Written problem: Print the data that follows exactly.

Dataset:

━━━━━━

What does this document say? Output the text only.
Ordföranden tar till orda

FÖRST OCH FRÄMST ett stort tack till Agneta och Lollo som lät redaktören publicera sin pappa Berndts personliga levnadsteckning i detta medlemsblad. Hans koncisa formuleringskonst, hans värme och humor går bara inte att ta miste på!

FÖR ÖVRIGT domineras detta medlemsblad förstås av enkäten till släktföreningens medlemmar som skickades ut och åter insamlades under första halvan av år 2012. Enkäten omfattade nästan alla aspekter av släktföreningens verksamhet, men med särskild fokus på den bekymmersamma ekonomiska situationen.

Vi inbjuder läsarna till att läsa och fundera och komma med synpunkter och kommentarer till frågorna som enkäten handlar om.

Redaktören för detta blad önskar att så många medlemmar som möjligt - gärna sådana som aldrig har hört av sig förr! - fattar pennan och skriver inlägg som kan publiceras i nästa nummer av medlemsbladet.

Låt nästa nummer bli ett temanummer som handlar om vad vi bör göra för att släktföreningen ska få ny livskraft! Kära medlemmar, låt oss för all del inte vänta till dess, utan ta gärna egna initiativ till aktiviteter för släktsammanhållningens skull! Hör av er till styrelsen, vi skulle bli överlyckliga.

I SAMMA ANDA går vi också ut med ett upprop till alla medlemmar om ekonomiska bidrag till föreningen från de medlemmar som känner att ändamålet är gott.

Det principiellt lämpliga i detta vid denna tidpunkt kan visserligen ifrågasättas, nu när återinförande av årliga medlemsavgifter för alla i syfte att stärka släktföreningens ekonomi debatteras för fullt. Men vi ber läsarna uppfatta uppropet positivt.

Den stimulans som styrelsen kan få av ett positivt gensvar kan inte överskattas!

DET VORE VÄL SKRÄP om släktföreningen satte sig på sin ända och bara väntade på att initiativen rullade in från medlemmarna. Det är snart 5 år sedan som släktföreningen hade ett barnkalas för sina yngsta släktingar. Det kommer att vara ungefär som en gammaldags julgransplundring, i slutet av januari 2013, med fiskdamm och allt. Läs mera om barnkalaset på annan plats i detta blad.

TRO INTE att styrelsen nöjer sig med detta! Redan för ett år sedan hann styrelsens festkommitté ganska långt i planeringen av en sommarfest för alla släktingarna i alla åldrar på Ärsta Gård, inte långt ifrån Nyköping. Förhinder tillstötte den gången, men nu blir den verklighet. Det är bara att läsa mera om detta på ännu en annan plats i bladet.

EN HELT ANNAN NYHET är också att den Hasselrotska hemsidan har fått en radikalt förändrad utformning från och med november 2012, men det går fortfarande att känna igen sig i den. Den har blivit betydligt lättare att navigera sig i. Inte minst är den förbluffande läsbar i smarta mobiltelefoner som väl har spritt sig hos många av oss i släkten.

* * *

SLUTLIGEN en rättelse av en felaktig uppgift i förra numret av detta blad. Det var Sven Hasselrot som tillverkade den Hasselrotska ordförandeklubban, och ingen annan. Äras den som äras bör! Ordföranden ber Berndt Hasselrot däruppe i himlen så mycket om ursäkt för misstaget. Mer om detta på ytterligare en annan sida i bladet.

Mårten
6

━━━━━━

Correct answer:
What does this document say? Output the text only.
Ordföranden tar till orda

FÖRST OCH FRÄMST ett stort tack till Agneta och Lollo som lät redaktören publicera sin pappa Berndts personliga levnadsteckning i detta medlemsblad. Hans koncisa formuleringskonst, hans värme och humor går bara inte att ta miste på!

FÖR ÖVRIGT domineras detta medlemsblad förstås av enkäten till släktföreningens medlemmar som skickades ut och åter insamlades under första halvan av år 2012. Enkäten omfattade nästan alla aspekter av släktföreningens verksamhet, men med särskild fokus på den bekymmersamma ekonomiska situationen.

Vi inbjuder läsarna till att läsa och fundera och komma med synpunkter och kommentarer till frågorna som enkäten handlar om.

Redaktören för detta blad önskar att så många medlemmar som möjligt - gärna sådana som aldrig har hört av sig förr! - fattar pennan och skriver inlägg som kan publiceras i nästa nummer av medlemsbladet.

Låt nästa nummer bli ett temanummer som handlar om vad vi bör göra för att släktföreningen ska få ny livskraft! Kära medlemmar, låt oss för all del inte vänta till dess, utan ta gärna egna initiativ till aktiviteter för släktsammanhållningens skull! Hör av er till styrelsen, vi skulle bli överlyckliga.

I SAMMA ANDA går vi också ut med ett upprop till alla medlemmar om ekonomiska bidrag till föreningen från de medlemmar som känner att ändamålet är gott.

Det principiellt lämpliga i detta vid denna tidpunkt kan visserligen ifrågasättas, nu när återinförande av årliga medlemsavgifter för alla i syfte att stärka släktföreningens ekonomi debatteras för fullt. Men vi ber läsarna uppfatta uppropet positivt.

Den stimulans som styrelsen kan få av ett positivt gensvar kan inte överskattas!

DET VORE VÄL SKRÄP om släktföreningen satte sig på sin ända och bara väntade på att initiativen rullade in från medlemmarna. Det är snart 5 år sedan som släktföreningen hade ett barnkalas för sina yngsta släktingar. Det kommer att vara ungefär som en gammaldags julgransplundring, i slutet av januari 2013, med fiskdamm och allt. Läs mera om barnkalaset på annan plats i detta blad.

TRO INTE att styrelsen nöjer sig med detta! Redan för ett år sedan hann styrelsens festkommitté ganska långt i planeringen av en sommarfest för alla släktingarna i alla åldrar på Ärsta Gård, inte långt ifrån Nyköping. Förhinder tillstötte den gången, men nu blir den verklighet. Det är bara att läsa mera om detta på ännu en annan plats i bladet.

EN HELT ANNAN NYHET är också att den Hasselrotska hemsidan har fått en radikalt förändrad utformning från och med november 2012, men det går fortfarande att känna igen sig i den. Den har blivit betydligt lättare att navigera sig i. Inte minst är den förbluffande läsbar i smarta mobiltelefoner som väl har spritt sig hos många av oss i släkten.

* * *

SLUTLIGEN en rättelse av en felaktig uppgift i förra numret av detta blad. Det var Sven Hasselrot som tillverkade den Hasselrotska ordförandeklubban, och ingen annan. Äras den som äras bör! Ordföranden ber Berndt Hasselrot däruppe i himlen så mycket om ursäkt för misstaget. Mer om detta på ytterligare en annan sida i bladet.

Mårten
6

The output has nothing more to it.